§ **WHAT IS EXPECTED**
Report every line from the material that contains the word "label".

§ **EXTRACTED ENTRIES**

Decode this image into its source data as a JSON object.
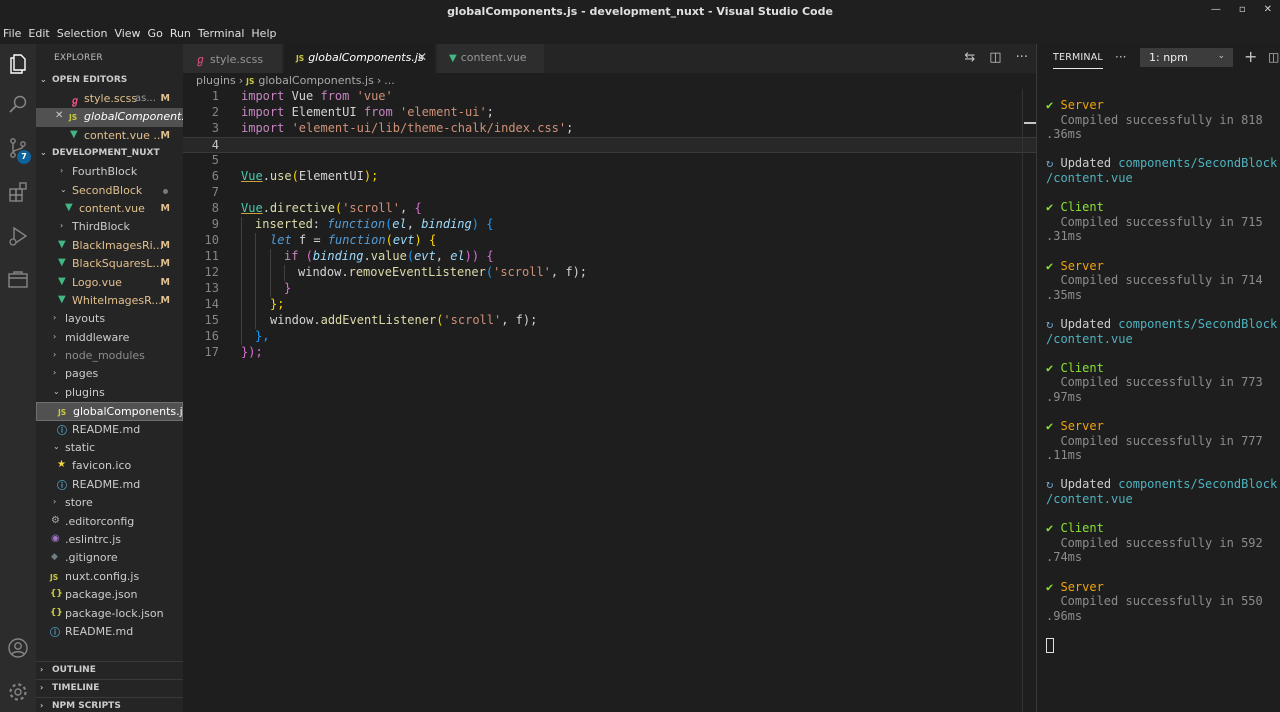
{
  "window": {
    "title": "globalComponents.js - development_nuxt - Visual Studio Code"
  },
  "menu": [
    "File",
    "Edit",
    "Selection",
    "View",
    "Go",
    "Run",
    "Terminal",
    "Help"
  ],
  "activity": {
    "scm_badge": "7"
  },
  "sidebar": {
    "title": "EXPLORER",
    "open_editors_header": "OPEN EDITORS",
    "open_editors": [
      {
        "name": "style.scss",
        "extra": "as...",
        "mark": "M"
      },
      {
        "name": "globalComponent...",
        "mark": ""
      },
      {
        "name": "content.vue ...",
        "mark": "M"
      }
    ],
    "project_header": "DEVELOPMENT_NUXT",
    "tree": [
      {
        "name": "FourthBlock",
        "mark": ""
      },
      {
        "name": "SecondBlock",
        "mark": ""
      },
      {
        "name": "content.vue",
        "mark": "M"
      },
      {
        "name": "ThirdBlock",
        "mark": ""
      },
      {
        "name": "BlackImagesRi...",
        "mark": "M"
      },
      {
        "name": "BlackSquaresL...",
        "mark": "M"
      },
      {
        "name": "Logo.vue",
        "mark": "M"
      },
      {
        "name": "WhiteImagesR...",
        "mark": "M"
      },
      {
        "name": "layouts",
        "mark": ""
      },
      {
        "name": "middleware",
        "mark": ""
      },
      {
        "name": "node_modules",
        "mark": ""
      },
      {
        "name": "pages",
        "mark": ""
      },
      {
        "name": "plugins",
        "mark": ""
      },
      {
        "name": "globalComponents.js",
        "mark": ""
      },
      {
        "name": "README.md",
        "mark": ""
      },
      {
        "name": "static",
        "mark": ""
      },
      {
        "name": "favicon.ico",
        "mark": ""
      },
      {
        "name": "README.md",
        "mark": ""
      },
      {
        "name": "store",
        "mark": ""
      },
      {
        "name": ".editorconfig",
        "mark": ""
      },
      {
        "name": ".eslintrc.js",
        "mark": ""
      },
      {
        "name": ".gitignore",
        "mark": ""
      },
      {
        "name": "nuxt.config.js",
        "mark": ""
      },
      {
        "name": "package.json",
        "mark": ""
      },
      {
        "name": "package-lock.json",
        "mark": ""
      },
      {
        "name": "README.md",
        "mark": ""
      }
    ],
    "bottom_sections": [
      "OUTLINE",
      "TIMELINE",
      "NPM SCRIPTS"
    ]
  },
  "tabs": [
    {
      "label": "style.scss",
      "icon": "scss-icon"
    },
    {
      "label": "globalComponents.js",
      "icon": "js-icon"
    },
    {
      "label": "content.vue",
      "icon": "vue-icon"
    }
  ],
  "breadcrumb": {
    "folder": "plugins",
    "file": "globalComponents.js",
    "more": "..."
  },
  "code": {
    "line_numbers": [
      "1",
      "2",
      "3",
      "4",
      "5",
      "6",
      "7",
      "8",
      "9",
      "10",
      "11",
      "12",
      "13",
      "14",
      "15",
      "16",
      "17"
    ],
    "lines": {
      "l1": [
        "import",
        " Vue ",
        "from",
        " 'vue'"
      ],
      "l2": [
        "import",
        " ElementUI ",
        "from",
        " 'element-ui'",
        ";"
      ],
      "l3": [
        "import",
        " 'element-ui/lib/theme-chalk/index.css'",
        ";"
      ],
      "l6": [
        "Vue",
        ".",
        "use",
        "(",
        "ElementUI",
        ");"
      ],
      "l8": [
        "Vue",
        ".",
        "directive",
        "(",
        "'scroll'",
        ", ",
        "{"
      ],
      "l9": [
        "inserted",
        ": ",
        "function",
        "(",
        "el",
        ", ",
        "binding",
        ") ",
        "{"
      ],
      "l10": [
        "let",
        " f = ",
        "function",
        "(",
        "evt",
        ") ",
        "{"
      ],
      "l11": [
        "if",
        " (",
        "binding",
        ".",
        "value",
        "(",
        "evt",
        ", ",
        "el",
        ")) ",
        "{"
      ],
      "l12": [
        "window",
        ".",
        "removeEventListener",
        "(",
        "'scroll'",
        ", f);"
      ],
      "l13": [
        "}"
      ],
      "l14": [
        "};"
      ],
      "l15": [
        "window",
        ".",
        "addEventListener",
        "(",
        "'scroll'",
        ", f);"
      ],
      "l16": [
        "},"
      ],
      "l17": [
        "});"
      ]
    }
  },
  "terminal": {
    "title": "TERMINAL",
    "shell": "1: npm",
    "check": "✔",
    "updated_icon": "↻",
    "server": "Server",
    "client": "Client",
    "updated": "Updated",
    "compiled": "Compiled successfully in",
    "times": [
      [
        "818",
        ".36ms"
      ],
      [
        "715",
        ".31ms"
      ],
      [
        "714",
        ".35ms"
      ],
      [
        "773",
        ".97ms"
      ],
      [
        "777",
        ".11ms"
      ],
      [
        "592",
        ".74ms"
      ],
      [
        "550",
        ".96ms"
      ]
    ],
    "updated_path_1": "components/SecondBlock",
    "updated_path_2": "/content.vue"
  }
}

§ **EXERCISE OUTPUT**
      "label": "style.scss",
      "label": "globalComponents.js",
      "label": "content.vue",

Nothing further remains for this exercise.